→ Exercise: Pick out each line in these entries that contains the string "Hiroko".

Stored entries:
-------------------------
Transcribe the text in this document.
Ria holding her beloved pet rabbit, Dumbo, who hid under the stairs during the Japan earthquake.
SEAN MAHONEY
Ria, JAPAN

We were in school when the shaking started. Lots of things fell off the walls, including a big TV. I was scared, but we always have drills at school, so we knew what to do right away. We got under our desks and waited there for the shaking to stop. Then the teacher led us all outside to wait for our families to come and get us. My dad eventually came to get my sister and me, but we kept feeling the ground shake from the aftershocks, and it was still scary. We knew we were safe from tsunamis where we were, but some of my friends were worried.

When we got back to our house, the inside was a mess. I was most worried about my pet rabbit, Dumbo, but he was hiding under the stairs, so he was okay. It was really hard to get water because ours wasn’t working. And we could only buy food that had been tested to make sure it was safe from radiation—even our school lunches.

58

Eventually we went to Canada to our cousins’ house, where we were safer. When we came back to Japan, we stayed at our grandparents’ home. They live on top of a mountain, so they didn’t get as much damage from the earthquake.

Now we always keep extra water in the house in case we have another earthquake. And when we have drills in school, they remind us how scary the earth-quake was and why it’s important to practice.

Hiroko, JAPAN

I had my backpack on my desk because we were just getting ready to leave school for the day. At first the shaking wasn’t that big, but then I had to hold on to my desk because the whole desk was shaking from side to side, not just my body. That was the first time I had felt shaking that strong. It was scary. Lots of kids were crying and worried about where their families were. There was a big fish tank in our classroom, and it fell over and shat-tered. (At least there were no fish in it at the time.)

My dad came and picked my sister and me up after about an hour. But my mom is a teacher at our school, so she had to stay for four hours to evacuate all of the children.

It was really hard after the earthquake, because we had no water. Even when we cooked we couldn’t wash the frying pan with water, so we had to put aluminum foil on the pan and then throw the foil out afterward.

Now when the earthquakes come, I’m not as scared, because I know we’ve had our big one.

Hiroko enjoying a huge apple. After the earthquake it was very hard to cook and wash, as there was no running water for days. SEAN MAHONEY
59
-------------------------
→ Response:
Hiroko, JAPAN
Hiroko enjoying a huge apple. After the earthquake it was very hard to cook and wash, as there was no running water for days. SEAN MAHONEY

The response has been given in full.